## TO BE DONE
Each line that holds the word "Complete" should be returned.
-- Start --
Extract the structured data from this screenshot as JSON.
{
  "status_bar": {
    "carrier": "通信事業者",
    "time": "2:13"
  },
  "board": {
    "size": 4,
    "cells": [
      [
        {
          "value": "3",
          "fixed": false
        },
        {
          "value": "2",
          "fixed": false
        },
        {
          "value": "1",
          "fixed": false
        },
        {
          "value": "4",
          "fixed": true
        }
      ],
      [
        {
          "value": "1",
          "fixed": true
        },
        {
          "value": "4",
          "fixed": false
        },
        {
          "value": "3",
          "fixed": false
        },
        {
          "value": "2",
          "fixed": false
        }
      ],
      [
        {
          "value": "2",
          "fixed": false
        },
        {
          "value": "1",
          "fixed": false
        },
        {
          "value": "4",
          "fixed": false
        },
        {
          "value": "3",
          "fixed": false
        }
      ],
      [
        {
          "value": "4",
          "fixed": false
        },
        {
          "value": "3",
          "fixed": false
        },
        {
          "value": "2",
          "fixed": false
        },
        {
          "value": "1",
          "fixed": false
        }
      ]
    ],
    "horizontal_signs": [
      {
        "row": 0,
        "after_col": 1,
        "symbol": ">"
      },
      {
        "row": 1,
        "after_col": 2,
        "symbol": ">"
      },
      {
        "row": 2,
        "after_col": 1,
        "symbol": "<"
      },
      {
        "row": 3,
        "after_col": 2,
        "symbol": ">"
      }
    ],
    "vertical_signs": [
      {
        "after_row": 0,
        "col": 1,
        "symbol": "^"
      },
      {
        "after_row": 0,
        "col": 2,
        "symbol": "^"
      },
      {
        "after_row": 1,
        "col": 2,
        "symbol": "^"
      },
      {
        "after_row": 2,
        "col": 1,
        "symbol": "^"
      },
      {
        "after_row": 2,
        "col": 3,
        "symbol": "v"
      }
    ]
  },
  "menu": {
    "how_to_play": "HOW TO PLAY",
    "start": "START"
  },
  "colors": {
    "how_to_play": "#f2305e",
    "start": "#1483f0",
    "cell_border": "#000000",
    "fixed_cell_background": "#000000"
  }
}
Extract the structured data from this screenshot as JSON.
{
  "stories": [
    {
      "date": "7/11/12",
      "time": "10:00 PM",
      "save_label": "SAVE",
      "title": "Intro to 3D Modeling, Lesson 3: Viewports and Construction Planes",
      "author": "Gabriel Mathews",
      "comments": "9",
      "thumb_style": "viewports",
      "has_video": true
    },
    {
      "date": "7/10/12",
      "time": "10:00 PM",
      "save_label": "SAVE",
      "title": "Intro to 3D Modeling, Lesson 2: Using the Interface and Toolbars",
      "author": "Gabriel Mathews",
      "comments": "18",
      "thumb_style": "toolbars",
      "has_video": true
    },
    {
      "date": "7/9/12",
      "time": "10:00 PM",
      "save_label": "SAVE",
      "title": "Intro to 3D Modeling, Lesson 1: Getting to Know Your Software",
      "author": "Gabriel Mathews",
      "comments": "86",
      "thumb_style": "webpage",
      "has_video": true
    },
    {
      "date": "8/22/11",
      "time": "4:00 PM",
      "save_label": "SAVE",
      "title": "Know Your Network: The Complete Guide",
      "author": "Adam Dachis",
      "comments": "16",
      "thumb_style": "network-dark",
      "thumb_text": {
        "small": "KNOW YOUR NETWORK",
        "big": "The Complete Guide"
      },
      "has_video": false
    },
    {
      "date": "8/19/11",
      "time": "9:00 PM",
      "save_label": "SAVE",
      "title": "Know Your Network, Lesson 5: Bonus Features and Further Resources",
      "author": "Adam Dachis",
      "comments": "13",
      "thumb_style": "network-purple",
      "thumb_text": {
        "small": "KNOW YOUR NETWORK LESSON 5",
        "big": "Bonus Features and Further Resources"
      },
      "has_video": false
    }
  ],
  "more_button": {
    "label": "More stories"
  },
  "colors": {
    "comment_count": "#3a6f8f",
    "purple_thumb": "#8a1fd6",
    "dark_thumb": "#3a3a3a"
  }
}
-- End --
## ANSWER IN FULL
      "title": "Know Your Network: The Complete Guide",
        "big": "The Complete Guide"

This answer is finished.